>> BEGIN

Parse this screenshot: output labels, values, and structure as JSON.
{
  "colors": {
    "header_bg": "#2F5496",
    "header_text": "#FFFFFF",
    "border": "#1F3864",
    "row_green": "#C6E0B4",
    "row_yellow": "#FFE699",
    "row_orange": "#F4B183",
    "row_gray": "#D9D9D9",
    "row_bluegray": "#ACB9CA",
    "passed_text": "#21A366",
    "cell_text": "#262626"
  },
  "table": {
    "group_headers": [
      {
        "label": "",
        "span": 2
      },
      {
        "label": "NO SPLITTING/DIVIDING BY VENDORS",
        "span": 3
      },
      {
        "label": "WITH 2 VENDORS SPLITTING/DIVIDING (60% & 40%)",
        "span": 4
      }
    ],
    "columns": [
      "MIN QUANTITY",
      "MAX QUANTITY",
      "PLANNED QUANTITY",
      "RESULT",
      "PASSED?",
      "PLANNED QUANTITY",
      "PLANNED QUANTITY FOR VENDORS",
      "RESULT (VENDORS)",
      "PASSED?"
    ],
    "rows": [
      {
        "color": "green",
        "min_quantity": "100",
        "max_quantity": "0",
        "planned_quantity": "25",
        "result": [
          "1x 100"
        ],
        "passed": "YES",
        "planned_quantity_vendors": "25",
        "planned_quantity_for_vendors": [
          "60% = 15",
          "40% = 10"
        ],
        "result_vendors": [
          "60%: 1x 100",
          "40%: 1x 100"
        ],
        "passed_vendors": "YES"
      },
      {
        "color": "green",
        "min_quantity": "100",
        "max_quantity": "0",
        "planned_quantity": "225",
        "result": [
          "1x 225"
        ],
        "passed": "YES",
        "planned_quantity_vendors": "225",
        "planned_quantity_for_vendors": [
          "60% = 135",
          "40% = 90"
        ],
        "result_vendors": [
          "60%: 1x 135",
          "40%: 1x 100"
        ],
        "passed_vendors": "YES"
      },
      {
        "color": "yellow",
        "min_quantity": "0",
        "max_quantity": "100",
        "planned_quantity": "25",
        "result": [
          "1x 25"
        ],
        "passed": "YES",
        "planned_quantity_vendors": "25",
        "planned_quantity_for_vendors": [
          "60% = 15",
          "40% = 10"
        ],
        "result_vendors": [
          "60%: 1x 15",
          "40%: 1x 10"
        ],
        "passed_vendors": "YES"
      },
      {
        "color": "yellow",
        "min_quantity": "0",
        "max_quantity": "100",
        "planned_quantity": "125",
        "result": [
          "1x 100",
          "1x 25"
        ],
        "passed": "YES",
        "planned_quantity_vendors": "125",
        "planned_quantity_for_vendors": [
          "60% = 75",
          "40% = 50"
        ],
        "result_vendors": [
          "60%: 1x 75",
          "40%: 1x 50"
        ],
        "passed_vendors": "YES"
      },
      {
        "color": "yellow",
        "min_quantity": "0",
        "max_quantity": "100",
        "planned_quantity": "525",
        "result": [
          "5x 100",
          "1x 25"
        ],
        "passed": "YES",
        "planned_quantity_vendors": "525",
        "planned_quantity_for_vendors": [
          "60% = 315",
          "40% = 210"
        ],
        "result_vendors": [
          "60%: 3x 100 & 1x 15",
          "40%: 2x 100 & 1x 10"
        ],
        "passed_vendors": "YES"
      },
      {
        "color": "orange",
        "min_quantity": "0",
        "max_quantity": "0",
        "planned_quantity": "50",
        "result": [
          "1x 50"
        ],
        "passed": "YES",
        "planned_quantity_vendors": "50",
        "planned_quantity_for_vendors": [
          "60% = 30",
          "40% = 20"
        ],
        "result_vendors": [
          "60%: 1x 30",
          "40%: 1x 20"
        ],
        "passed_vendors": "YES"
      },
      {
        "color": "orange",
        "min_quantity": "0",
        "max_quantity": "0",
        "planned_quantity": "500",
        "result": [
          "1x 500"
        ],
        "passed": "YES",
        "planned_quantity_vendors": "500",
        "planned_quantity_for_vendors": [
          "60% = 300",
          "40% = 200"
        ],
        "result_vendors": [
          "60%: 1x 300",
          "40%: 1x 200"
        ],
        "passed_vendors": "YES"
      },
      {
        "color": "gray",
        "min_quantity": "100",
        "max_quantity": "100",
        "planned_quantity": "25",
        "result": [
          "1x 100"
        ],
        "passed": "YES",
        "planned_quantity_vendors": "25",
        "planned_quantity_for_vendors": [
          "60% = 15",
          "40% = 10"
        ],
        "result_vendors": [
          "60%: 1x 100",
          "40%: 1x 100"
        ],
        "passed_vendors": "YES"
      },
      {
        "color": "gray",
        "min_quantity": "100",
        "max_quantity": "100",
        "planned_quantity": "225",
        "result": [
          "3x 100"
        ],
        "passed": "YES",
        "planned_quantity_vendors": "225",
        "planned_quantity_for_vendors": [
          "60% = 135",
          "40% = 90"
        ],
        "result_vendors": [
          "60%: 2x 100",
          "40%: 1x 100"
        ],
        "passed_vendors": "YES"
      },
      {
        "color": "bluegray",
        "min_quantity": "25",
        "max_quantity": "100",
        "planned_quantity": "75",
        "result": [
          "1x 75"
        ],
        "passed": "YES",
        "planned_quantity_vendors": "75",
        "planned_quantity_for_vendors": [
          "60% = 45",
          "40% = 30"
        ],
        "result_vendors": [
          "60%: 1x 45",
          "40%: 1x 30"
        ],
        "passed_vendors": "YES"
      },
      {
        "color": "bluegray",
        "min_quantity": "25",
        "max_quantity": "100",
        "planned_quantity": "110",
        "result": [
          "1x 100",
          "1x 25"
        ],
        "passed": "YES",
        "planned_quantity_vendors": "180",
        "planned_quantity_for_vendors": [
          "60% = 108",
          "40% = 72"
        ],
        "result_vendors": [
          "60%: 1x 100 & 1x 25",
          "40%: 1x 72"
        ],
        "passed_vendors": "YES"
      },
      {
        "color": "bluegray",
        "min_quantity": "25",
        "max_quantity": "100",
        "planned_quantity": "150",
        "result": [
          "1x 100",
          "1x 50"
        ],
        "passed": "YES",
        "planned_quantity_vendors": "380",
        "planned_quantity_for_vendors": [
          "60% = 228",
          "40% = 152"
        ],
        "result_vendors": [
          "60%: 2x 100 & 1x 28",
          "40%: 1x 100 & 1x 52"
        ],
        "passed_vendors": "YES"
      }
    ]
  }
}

>> END

Filter the data, keeping only the lines that contain "SPLITTING".

- Solution to this exercise
        "label": "NO SPLITTING/DIVIDING BY VENDORS",
        "label": "WITH 2 VENDORS SPLITTING/DIVIDING (60% & 40%)",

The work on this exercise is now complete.